--- Start ---
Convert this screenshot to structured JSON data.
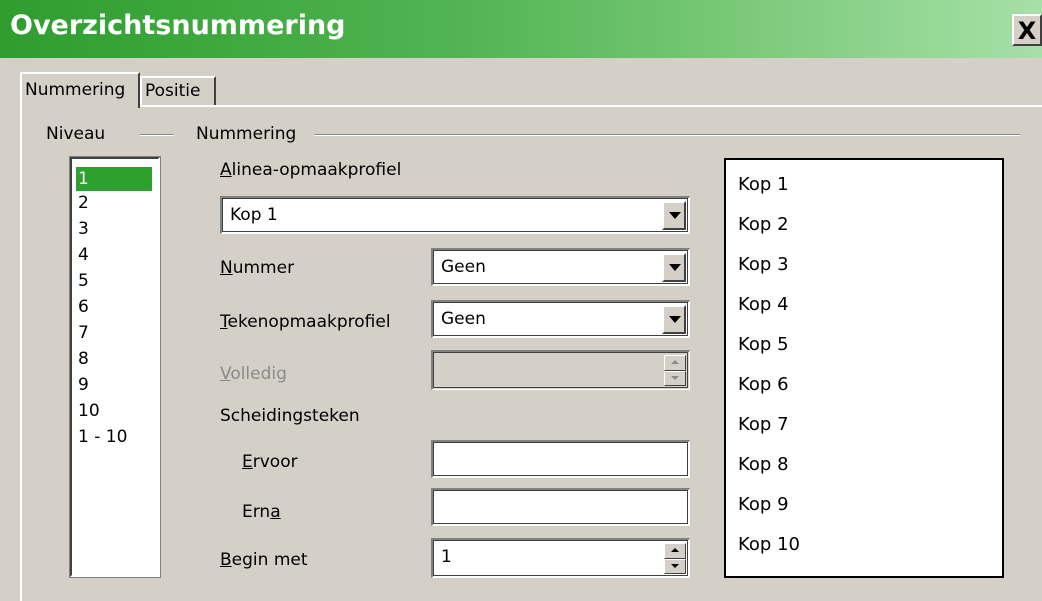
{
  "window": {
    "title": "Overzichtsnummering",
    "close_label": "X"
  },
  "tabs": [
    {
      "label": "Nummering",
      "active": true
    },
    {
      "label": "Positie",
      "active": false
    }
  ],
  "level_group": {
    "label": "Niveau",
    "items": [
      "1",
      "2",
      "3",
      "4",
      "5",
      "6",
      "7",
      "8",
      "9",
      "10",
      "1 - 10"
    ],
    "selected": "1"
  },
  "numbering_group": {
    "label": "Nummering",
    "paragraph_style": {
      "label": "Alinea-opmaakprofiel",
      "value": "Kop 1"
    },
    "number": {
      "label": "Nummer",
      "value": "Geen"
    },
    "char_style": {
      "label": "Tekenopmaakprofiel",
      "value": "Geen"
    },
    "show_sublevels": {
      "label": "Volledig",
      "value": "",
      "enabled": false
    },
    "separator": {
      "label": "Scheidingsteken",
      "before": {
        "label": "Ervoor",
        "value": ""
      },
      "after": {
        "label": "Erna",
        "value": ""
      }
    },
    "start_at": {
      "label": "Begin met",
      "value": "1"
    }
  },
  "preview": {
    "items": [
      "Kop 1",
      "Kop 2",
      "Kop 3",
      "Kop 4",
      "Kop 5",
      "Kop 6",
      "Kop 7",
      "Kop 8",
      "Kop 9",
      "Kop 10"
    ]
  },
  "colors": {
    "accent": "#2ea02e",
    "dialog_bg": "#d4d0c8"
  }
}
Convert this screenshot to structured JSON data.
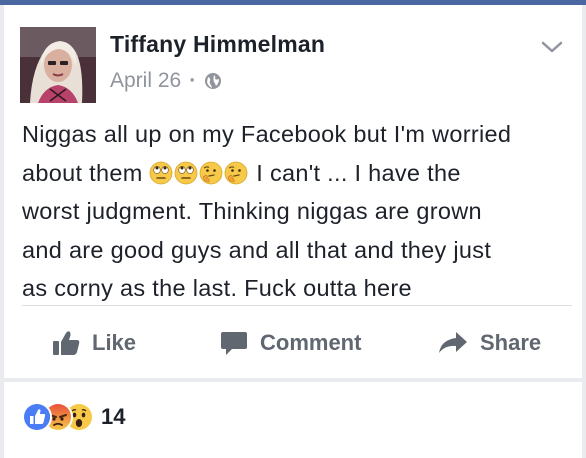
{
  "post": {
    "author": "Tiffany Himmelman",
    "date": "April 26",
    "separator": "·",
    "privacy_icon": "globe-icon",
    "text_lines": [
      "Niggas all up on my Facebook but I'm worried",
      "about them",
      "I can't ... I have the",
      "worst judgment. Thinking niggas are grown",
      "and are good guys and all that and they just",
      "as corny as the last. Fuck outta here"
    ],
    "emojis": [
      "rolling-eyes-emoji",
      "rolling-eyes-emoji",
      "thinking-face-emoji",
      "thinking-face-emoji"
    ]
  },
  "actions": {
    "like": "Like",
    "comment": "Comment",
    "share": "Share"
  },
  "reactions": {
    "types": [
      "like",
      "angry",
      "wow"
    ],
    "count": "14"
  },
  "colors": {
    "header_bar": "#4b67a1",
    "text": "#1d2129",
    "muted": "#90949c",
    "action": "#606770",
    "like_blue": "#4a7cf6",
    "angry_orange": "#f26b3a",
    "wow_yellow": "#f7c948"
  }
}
--- End ---
--- Start ---
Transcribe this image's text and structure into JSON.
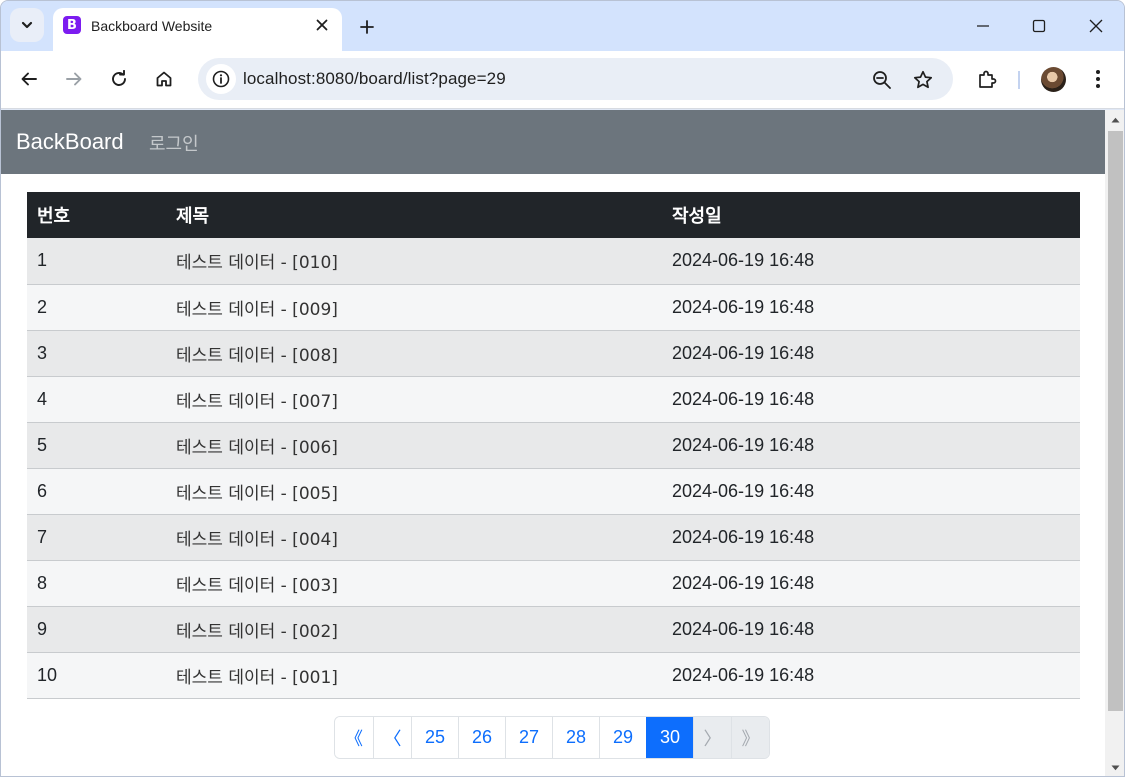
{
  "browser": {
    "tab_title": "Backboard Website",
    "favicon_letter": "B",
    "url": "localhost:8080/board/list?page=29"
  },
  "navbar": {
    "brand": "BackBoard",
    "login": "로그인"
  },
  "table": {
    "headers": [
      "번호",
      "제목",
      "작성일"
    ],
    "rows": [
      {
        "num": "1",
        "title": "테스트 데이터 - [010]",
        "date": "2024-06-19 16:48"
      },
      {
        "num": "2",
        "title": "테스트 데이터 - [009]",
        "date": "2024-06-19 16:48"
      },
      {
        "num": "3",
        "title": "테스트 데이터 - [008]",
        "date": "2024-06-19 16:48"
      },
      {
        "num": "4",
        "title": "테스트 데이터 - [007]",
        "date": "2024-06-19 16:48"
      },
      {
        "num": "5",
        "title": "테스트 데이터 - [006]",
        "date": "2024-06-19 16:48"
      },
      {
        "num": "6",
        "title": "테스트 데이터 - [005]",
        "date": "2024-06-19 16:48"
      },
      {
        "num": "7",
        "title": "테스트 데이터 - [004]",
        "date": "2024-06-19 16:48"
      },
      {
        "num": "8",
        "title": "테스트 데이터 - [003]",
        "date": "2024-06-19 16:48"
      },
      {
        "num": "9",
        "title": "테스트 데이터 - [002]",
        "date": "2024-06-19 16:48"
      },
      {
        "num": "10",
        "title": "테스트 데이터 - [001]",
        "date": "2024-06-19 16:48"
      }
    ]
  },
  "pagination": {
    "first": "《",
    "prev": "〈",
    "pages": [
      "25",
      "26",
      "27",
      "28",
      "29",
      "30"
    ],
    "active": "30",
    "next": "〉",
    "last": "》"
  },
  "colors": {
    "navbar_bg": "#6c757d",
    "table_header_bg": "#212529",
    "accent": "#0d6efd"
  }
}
--- End ---
--- Start ---
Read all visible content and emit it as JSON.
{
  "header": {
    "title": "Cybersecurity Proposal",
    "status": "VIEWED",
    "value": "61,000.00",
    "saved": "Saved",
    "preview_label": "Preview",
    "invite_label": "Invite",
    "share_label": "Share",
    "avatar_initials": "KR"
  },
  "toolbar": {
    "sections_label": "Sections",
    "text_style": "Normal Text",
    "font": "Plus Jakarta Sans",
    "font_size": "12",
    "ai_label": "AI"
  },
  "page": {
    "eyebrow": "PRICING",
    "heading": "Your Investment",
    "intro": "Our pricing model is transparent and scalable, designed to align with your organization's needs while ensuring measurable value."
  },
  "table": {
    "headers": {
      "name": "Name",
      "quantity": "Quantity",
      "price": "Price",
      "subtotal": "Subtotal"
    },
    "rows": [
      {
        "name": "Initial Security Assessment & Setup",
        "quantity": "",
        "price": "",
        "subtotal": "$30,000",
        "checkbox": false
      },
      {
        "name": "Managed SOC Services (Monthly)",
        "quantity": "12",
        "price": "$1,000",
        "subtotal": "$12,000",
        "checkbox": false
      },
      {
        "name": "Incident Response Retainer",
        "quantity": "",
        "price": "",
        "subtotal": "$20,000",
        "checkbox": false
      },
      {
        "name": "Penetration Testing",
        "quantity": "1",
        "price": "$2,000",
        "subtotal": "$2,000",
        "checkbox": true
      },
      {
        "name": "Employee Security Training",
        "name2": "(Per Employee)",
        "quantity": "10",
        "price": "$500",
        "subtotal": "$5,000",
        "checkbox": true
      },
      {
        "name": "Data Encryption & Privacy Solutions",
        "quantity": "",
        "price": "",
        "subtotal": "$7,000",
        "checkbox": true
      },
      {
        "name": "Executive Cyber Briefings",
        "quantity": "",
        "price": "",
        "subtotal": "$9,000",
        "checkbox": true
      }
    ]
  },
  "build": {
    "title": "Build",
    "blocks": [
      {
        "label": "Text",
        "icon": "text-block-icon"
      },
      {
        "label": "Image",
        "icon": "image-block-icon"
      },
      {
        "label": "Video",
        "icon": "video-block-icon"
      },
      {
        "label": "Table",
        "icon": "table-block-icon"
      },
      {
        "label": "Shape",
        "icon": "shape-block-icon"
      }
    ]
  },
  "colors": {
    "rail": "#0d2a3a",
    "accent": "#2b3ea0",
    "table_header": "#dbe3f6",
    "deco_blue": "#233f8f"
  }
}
--- End ---
### Given task
Pick out every line above that holds the word "accent" and copy it.

### Exercise answer
    "accent": "#2ea02e",
    "accent": "#0d6efd"
    "accent": "#2b3ea0",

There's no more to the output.